-- start Records supplied --

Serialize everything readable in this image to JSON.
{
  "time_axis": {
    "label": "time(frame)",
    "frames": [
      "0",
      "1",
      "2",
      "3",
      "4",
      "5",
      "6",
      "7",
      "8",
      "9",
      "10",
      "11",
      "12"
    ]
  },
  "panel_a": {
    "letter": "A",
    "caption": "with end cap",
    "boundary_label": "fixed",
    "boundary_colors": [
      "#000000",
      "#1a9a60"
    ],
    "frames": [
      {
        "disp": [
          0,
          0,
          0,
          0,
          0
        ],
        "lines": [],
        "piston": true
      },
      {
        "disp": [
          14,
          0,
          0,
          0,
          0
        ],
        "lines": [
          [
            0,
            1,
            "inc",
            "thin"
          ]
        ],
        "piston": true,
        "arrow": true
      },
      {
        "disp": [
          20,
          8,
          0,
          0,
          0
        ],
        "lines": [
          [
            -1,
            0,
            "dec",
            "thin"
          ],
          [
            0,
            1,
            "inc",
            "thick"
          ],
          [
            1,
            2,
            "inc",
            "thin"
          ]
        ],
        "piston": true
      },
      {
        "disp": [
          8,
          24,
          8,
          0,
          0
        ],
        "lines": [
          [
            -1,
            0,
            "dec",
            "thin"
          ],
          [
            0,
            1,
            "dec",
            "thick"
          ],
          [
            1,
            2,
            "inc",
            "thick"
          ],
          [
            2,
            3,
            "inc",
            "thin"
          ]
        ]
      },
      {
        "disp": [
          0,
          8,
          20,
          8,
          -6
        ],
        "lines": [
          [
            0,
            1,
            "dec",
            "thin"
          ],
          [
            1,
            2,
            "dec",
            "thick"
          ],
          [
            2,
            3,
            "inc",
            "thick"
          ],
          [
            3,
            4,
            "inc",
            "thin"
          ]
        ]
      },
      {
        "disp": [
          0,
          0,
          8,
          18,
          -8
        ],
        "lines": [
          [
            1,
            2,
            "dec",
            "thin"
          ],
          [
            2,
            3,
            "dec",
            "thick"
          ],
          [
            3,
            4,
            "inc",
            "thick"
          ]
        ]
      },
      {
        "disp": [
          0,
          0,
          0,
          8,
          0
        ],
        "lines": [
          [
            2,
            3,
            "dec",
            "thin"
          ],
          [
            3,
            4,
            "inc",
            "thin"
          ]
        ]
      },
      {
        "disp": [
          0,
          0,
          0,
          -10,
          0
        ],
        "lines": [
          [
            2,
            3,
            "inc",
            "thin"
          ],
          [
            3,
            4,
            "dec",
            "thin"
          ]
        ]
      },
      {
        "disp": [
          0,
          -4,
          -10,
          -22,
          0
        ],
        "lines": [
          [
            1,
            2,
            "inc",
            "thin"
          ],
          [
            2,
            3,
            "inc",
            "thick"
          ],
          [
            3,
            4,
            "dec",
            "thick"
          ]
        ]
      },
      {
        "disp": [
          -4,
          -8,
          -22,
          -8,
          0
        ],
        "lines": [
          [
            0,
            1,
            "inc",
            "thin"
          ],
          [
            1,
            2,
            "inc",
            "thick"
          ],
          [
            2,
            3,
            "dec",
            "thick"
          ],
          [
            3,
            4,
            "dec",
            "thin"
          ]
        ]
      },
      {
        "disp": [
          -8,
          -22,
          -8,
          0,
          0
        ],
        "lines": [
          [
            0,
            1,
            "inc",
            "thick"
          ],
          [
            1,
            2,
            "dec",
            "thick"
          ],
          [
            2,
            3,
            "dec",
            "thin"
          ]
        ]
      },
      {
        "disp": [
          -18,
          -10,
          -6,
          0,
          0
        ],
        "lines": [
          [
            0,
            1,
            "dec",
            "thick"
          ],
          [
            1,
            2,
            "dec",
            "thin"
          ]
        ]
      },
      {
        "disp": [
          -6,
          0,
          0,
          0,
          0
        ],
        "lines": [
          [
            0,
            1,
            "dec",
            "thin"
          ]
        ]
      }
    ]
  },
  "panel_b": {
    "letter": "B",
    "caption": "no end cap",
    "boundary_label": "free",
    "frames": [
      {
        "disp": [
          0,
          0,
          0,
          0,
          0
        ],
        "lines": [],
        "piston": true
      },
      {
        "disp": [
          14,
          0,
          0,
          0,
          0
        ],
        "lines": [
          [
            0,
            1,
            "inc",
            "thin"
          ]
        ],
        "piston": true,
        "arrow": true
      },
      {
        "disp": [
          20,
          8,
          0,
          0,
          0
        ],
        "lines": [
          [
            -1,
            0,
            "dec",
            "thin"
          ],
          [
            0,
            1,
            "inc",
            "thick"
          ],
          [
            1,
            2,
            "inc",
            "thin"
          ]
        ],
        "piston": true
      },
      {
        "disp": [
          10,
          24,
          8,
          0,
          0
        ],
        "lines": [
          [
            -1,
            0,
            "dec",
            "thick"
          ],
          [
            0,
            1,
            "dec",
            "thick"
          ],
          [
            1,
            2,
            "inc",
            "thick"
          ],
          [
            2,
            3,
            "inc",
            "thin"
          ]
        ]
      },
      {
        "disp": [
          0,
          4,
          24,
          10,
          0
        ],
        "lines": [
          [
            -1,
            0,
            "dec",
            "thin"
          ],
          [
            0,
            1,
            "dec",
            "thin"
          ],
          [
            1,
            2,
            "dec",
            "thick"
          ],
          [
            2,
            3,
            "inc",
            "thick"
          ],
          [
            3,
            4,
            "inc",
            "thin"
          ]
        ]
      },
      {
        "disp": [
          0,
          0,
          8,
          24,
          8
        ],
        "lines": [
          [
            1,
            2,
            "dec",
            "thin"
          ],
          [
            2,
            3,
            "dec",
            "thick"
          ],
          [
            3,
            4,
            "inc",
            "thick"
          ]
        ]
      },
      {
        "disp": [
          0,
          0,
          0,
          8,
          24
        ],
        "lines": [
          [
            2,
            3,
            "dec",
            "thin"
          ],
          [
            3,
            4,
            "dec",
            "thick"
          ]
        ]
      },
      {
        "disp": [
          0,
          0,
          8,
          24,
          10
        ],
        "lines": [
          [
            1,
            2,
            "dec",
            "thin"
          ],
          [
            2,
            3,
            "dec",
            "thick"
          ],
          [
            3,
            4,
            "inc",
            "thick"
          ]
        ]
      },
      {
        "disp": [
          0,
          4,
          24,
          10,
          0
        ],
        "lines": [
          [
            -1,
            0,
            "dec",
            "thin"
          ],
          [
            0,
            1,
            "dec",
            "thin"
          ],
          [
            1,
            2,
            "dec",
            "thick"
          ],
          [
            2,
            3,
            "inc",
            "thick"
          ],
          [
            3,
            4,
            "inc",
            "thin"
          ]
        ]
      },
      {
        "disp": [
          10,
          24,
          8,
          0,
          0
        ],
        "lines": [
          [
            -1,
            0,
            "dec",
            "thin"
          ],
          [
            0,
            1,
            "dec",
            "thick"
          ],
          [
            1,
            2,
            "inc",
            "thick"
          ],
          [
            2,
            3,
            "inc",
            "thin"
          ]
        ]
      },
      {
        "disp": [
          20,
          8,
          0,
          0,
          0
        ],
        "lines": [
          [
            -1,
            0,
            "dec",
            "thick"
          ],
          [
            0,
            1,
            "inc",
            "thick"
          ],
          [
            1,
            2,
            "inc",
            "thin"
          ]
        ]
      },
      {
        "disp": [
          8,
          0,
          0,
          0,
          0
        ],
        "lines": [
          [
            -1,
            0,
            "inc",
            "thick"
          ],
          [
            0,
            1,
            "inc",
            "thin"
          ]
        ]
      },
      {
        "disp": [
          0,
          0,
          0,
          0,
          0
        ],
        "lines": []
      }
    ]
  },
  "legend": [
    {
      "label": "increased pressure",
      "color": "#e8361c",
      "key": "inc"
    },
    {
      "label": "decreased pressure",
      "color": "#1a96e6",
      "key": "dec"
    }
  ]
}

-- end Records supplied --

### Aim of the exercise
Look through the data and gather every line with the string "caption" in it.

### Output for this task
    "caption": "with end cap",
    "caption": "no end cap",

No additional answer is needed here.